## Supplied information:
· · · · · · ·
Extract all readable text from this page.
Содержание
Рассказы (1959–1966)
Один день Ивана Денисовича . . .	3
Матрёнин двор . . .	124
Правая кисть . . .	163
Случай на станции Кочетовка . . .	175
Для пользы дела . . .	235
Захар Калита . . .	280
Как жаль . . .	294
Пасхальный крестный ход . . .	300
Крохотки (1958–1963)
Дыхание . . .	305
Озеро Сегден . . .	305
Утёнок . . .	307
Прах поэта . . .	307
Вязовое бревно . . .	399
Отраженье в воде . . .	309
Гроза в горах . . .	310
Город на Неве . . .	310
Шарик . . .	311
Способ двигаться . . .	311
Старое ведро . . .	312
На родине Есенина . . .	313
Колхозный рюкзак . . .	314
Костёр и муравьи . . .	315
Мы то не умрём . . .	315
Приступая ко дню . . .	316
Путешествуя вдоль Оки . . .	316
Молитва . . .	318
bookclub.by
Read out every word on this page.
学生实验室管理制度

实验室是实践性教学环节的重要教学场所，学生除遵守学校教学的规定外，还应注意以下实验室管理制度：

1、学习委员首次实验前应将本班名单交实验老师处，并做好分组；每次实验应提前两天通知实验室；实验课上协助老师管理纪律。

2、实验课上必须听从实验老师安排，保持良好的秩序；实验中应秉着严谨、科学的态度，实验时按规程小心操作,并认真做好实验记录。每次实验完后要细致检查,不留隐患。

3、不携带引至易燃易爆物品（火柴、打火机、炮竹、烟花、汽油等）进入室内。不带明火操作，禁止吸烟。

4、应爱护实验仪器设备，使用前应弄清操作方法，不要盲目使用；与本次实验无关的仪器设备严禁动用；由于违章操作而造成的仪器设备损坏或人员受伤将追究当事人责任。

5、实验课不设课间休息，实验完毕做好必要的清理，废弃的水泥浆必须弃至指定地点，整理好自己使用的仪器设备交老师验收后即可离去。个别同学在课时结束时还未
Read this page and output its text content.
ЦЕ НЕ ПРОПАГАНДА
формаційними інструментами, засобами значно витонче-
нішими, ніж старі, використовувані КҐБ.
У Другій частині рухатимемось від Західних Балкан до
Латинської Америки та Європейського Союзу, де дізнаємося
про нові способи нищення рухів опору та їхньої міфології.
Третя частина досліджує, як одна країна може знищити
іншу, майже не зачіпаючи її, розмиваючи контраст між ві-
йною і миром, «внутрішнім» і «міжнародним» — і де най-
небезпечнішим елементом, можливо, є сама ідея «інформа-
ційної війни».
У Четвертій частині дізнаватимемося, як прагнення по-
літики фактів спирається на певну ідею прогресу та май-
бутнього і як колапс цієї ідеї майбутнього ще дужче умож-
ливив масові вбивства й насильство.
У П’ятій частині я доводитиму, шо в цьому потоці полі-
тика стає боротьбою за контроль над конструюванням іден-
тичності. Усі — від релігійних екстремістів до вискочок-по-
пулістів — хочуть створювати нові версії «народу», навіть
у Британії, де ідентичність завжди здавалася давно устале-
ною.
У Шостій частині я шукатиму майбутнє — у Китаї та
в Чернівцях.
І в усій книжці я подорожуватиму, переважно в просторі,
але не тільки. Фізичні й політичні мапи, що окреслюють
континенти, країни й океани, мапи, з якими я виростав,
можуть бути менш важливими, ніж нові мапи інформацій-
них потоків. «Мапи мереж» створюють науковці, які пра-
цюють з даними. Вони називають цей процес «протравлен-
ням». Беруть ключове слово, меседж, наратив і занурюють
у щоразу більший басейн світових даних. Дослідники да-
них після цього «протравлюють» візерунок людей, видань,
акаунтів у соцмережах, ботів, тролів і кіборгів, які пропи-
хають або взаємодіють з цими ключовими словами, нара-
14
· · · · · · ·
## What you have to do:
Repeat the records above in full, character for character.

## Right answer:
Extract all readable text from this page.
Содержание
Рассказы (1959–1966)
Один день Ивана Денисовича . . .	3
Матрёнин двор . . .	124
Правая кисть . . .	163
Случай на станции Кочетовка . . .	175
Для пользы дела . . .	235
Захар Калита . . .	280
Как жаль . . .	294
Пасхальный крестный ход . . .	300
Крохотки (1958–1963)
Дыхание . . .	305
Озеро Сегден . . .	305
Утёнок . . .	307
Прах поэта . . .	307
Вязовое бревно . . .	399
Отраженье в воде . . .	309
Гроза в горах . . .	310
Город на Неве . . .	310
Шарик . . .	311
Способ двигаться . . .	311
Старое ведро . . .	312
На родине Есенина . . .	313
Колхозный рюкзак . . .	314
Костёр и муравьи . . .	315
Мы то не умрём . . .	315
Приступая ко дню . . .	316
Путешествуя вдоль Оки . . .	316
Молитва . . .	318
bookclub.by
Read out every word on this page.
学生实验室管理制度

实验室是实践性教学环节的重要教学场所，学生除遵守学校教学的规定外，还应注意以下实验室管理制度：

1、学习委员首次实验前应将本班名单交实验老师处，并做好分组；每次实验应提前两天通知实验室；实验课上协助老师管理纪律。

2、实验课上必须听从实验老师安排，保持良好的秩序；实验中应秉着严谨、科学的态度，实验时按规程小心操作,并认真做好实验记录。每次实验完后要细致检查,不留隐患。

3、不携带引至易燃易爆物品（火柴、打火机、炮竹、烟花、汽油等）进入室内。不带明火操作，禁止吸烟。

4、应爱护实验仪器设备，使用前应弄清操作方法，不要盲目使用；与本次实验无关的仪器设备严禁动用；由于违章操作而造成的仪器设备损坏或人员受伤将追究当事人责任。

5、实验课不设课间休息，实验完毕做好必要的清理，废弃的水泥浆必须弃至指定地点，整理好自己使用的仪器设备交老师验收后即可离去。个别同学在课时结束时还未
Read this page and output its text content.
ЦЕ НЕ ПРОПАГАНДА
формаційними інструментами, засобами значно витонче-
нішими, ніж старі, використовувані КҐБ.
У Другій частині рухатимемось від Західних Балкан до
Латинської Америки та Європейського Союзу, де дізнаємося
про нові способи нищення рухів опору та їхньої міфології.
Третя частина досліджує, як одна країна може знищити
іншу, майже не зачіпаючи її, розмиваючи контраст між ві-
йною і миром, «внутрішнім» і «міжнародним» — і де най-
небезпечнішим елементом, можливо, є сама ідея «інформа-
ційної війни».
У Четвертій частині дізнаватимемося, як прагнення по-
літики фактів спирається на певну ідею прогресу та май-
бутнього і як колапс цієї ідеї майбутнього ще дужче умож-
ливив масові вбивства й насильство.
У П’ятій частині я доводитиму, шо в цьому потоці полі-
тика стає боротьбою за контроль над конструюванням іден-
тичності. Усі — від релігійних екстремістів до вискочок-по-
пулістів — хочуть створювати нові версії «народу», навіть
у Британії, де ідентичність завжди здавалася давно устале-
ною.
У Шостій частині я шукатиму майбутнє — у Китаї та
в Чернівцях.
І в усій книжці я подорожуватиму, переважно в просторі,
але не тільки. Фізичні й політичні мапи, що окреслюють
континенти, країни й океани, мапи, з якими я виростав,
можуть бути менш важливими, ніж нові мапи інформацій-
них потоків. «Мапи мереж» створюють науковці, які пра-
цюють з даними. Вони називають цей процес «протравлен-
ням». Беруть ключове слово, меседж, наратив і занурюють
у щоразу більший басейн світових даних. Дослідники да-
них після цього «протравлюють» візерунок людей, видань,
акаунтів у соцмережах, ботів, тролів і кіборгів, які пропи-
хають або взаємодіють з цими ключовими словами, нара-
14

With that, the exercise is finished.